● What to produce
Copy each line of the entries beneath that contains the word "dochodzie".
** Begin **
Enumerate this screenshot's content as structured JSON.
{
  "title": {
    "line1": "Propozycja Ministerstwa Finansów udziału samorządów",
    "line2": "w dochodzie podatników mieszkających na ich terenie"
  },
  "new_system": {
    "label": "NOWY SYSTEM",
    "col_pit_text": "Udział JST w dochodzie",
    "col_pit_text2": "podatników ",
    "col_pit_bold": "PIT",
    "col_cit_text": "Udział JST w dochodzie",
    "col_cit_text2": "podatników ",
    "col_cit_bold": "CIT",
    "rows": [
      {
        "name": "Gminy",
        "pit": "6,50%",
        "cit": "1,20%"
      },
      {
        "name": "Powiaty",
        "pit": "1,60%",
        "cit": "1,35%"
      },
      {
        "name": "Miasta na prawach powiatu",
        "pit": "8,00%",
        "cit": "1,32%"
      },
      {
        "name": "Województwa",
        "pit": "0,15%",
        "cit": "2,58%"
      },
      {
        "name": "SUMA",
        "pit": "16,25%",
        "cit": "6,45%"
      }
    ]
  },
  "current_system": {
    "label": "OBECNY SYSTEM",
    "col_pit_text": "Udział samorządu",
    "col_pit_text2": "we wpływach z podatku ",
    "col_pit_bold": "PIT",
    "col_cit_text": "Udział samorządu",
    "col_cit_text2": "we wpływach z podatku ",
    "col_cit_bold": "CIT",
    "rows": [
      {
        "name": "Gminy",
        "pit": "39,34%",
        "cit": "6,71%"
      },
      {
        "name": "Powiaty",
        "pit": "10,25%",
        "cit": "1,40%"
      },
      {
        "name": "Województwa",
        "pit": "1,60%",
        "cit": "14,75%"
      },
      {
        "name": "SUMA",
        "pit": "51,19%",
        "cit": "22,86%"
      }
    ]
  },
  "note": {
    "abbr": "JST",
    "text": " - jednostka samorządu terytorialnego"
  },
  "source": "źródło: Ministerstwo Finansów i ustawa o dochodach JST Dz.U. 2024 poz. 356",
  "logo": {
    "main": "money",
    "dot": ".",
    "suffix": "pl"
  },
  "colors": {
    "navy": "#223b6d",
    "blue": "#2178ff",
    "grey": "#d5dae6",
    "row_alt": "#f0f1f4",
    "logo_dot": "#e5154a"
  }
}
** End **
● Exercise answer
    "line2": "w dochodzie podatników mieszkających na ich terenie"
    "col_pit_text": "Udział JST w dochodzie",
    "col_cit_text": "Udział JST w dochodzie",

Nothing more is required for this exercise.